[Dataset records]
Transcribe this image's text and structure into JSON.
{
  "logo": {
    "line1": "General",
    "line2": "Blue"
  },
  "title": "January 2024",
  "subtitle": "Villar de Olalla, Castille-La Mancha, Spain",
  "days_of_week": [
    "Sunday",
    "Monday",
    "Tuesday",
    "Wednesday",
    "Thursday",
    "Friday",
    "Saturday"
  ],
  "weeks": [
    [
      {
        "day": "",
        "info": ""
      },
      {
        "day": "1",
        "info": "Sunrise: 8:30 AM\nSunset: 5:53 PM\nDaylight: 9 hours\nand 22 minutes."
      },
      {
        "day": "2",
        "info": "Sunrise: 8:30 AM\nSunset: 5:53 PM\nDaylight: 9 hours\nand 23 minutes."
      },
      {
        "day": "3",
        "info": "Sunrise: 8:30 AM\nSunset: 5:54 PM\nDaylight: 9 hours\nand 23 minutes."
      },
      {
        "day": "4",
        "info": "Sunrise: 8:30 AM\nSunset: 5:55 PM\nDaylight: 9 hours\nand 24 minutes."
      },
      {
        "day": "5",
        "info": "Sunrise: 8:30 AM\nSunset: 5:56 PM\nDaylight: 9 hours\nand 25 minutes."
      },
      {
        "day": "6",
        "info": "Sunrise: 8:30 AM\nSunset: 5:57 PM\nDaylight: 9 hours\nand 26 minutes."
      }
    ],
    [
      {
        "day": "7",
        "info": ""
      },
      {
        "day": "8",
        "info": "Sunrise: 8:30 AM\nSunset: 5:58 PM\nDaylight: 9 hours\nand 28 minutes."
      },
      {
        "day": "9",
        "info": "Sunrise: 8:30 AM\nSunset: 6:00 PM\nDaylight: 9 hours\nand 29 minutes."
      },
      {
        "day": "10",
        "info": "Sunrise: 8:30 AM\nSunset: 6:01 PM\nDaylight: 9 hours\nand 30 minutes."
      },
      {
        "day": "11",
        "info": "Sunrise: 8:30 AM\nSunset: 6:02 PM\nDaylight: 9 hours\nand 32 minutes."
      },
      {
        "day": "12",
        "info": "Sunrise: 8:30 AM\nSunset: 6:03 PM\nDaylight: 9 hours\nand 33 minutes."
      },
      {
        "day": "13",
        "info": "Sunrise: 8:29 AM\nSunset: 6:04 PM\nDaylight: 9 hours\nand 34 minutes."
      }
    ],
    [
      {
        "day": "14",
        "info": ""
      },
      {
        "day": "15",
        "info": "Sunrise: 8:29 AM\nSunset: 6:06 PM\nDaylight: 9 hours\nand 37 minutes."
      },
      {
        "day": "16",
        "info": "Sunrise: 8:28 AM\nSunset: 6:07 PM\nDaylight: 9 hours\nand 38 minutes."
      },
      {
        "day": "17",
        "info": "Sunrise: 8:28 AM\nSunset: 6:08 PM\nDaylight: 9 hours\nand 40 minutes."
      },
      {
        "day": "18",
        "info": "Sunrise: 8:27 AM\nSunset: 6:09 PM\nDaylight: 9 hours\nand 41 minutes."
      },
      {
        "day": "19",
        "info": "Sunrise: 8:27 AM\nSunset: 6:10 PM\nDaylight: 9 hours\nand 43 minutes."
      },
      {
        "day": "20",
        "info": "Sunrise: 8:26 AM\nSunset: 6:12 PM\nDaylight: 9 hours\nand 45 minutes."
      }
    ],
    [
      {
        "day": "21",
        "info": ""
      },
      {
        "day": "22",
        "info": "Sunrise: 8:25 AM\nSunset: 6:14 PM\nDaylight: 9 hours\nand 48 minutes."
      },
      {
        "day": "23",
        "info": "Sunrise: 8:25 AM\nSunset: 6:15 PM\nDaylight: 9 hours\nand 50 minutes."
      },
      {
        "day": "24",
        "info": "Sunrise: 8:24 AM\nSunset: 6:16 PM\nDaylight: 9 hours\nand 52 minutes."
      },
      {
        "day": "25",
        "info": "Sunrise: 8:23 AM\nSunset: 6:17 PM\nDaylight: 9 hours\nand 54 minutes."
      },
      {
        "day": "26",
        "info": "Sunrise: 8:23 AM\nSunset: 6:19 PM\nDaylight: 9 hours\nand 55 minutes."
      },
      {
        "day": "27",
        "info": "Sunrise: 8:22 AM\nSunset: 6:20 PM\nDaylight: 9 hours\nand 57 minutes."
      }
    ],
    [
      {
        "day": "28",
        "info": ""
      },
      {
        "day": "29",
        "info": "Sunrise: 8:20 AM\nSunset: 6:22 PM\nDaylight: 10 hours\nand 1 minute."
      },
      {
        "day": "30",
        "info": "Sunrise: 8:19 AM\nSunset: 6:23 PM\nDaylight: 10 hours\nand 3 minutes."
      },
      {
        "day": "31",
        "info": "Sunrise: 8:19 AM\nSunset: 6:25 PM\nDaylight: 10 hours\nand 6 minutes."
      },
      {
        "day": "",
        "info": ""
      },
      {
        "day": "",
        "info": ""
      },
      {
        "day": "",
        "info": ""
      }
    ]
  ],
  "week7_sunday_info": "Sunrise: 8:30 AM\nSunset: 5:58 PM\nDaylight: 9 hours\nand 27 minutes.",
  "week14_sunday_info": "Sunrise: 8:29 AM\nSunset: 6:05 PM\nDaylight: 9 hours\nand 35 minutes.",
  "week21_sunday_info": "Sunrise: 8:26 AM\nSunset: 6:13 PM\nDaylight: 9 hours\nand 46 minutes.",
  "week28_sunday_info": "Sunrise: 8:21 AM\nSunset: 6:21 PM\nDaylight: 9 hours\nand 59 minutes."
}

• _YOUR INSTRUCTIONS_
Type out the whole listing above again, exactly as it stands.

• _PROBLEM SOLUTION_
Transcribe this image's text and structure into JSON.
{
  "logo": {
    "line1": "General",
    "line2": "Blue"
  },
  "title": "January 2024",
  "subtitle": "Villar de Olalla, Castille-La Mancha, Spain",
  "days_of_week": [
    "Sunday",
    "Monday",
    "Tuesday",
    "Wednesday",
    "Thursday",
    "Friday",
    "Saturday"
  ],
  "weeks": [
    [
      {
        "day": "",
        "info": ""
      },
      {
        "day": "1",
        "info": "Sunrise: 8:30 AM\nSunset: 5:53 PM\nDaylight: 9 hours\nand 22 minutes."
      },
      {
        "day": "2",
        "info": "Sunrise: 8:30 AM\nSunset: 5:53 PM\nDaylight: 9 hours\nand 23 minutes."
      },
      {
        "day": "3",
        "info": "Sunrise: 8:30 AM\nSunset: 5:54 PM\nDaylight: 9 hours\nand 23 minutes."
      },
      {
        "day": "4",
        "info": "Sunrise: 8:30 AM\nSunset: 5:55 PM\nDaylight: 9 hours\nand 24 minutes."
      },
      {
        "day": "5",
        "info": "Sunrise: 8:30 AM\nSunset: 5:56 PM\nDaylight: 9 hours\nand 25 minutes."
      },
      {
        "day": "6",
        "info": "Sunrise: 8:30 AM\nSunset: 5:57 PM\nDaylight: 9 hours\nand 26 minutes."
      }
    ],
    [
      {
        "day": "7",
        "info": ""
      },
      {
        "day": "8",
        "info": "Sunrise: 8:30 AM\nSunset: 5:58 PM\nDaylight: 9 hours\nand 28 minutes."
      },
      {
        "day": "9",
        "info": "Sunrise: 8:30 AM\nSunset: 6:00 PM\nDaylight: 9 hours\nand 29 minutes."
      },
      {
        "day": "10",
        "info": "Sunrise: 8:30 AM\nSunset: 6:01 PM\nDaylight: 9 hours\nand 30 minutes."
      },
      {
        "day": "11",
        "info": "Sunrise: 8:30 AM\nSunset: 6:02 PM\nDaylight: 9 hours\nand 32 minutes."
      },
      {
        "day": "12",
        "info": "Sunrise: 8:30 AM\nSunset: 6:03 PM\nDaylight: 9 hours\nand 33 minutes."
      },
      {
        "day": "13",
        "info": "Sunrise: 8:29 AM\nSunset: 6:04 PM\nDaylight: 9 hours\nand 34 minutes."
      }
    ],
    [
      {
        "day": "14",
        "info": ""
      },
      {
        "day": "15",
        "info": "Sunrise: 8:29 AM\nSunset: 6:06 PM\nDaylight: 9 hours\nand 37 minutes."
      },
      {
        "day": "16",
        "info": "Sunrise: 8:28 AM\nSunset: 6:07 PM\nDaylight: 9 hours\nand 38 minutes."
      },
      {
        "day": "17",
        "info": "Sunrise: 8:28 AM\nSunset: 6:08 PM\nDaylight: 9 hours\nand 40 minutes."
      },
      {
        "day": "18",
        "info": "Sunrise: 8:27 AM\nSunset: 6:09 PM\nDaylight: 9 hours\nand 41 minutes."
      },
      {
        "day": "19",
        "info": "Sunrise: 8:27 AM\nSunset: 6:10 PM\nDaylight: 9 hours\nand 43 minutes."
      },
      {
        "day": "20",
        "info": "Sunrise: 8:26 AM\nSunset: 6:12 PM\nDaylight: 9 hours\nand 45 minutes."
      }
    ],
    [
      {
        "day": "21",
        "info": ""
      },
      {
        "day": "22",
        "info": "Sunrise: 8:25 AM\nSunset: 6:14 PM\nDaylight: 9 hours\nand 48 minutes."
      },
      {
        "day": "23",
        "info": "Sunrise: 8:25 AM\nSunset: 6:15 PM\nDaylight: 9 hours\nand 50 minutes."
      },
      {
        "day": "24",
        "info": "Sunrise: 8:24 AM\nSunset: 6:16 PM\nDaylight: 9 hours\nand 52 minutes."
      },
      {
        "day": "25",
        "info": "Sunrise: 8:23 AM\nSunset: 6:17 PM\nDaylight: 9 hours\nand 54 minutes."
      },
      {
        "day": "26",
        "info": "Sunrise: 8:23 AM\nSunset: 6:19 PM\nDaylight: 9 hours\nand 55 minutes."
      },
      {
        "day": "27",
        "info": "Sunrise: 8:22 AM\nSunset: 6:20 PM\nDaylight: 9 hours\nand 57 minutes."
      }
    ],
    [
      {
        "day": "28",
        "info": ""
      },
      {
        "day": "29",
        "info": "Sunrise: 8:20 AM\nSunset: 6:22 PM\nDaylight: 10 hours\nand 1 minute."
      },
      {
        "day": "30",
        "info": "Sunrise: 8:19 AM\nSunset: 6:23 PM\nDaylight: 10 hours\nand 3 minutes."
      },
      {
        "day": "31",
        "info": "Sunrise: 8:19 AM\nSunset: 6:25 PM\nDaylight: 10 hours\nand 6 minutes."
      },
      {
        "day": "",
        "info": ""
      },
      {
        "day": "",
        "info": ""
      },
      {
        "day": "",
        "info": ""
      }
    ]
  ],
  "week7_sunday_info": "Sunrise: 8:30 AM\nSunset: 5:58 PM\nDaylight: 9 hours\nand 27 minutes.",
  "week14_sunday_info": "Sunrise: 8:29 AM\nSunset: 6:05 PM\nDaylight: 9 hours\nand 35 minutes.",
  "week21_sunday_info": "Sunrise: 8:26 AM\nSunset: 6:13 PM\nDaylight: 9 hours\nand 46 minutes.",
  "week28_sunday_info": "Sunrise: 8:21 AM\nSunset: 6:21 PM\nDaylight: 9 hours\nand 59 minutes."
}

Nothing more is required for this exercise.